- **What you need to do**
The records below must be retyped exactly.

- **Records supplied**

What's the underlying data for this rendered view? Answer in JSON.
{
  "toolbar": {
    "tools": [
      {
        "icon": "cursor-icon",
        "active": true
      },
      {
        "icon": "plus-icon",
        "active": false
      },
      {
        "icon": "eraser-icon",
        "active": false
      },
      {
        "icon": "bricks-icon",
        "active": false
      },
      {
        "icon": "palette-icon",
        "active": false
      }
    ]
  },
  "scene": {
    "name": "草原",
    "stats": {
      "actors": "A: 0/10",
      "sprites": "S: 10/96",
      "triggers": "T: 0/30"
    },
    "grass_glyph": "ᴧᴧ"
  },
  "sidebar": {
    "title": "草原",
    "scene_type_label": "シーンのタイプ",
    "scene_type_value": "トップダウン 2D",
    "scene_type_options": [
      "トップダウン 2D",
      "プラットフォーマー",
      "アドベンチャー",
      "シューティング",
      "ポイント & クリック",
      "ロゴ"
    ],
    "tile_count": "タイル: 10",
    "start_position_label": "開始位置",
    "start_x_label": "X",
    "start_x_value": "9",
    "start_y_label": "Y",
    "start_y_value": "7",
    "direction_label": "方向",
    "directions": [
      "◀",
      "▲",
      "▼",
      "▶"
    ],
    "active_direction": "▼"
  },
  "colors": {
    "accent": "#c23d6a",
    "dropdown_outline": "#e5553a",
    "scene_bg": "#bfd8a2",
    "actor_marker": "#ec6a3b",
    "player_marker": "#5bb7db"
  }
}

- **Task solution**
What's the underlying data for this rendered view? Answer in JSON.
{
  "toolbar": {
    "tools": [
      {
        "icon": "cursor-icon",
        "active": true
      },
      {
        "icon": "plus-icon",
        "active": false
      },
      {
        "icon": "eraser-icon",
        "active": false
      },
      {
        "icon": "bricks-icon",
        "active": false
      },
      {
        "icon": "palette-icon",
        "active": false
      }
    ]
  },
  "scene": {
    "name": "草原",
    "stats": {
      "actors": "A: 0/10",
      "sprites": "S: 10/96",
      "triggers": "T: 0/30"
    },
    "grass_glyph": "ᴧᴧ"
  },
  "sidebar": {
    "title": "草原",
    "scene_type_label": "シーンのタイプ",
    "scene_type_value": "トップダウン 2D",
    "scene_type_options": [
      "トップダウン 2D",
      "プラットフォーマー",
      "アドベンチャー",
      "シューティング",
      "ポイント & クリック",
      "ロゴ"
    ],
    "tile_count": "タイル: 10",
    "start_position_label": "開始位置",
    "start_x_label": "X",
    "start_x_value": "9",
    "start_y_label": "Y",
    "start_y_value": "7",
    "direction_label": "方向",
    "directions": [
      "◀",
      "▲",
      "▼",
      "▶"
    ],
    "active_direction": "▼"
  },
  "colors": {
    "accent": "#c23d6a",
    "dropdown_outline": "#e5553a",
    "scene_bg": "#bfd8a2",
    "actor_marker": "#ec6a3b",
    "player_marker": "#5bb7db"
  }
}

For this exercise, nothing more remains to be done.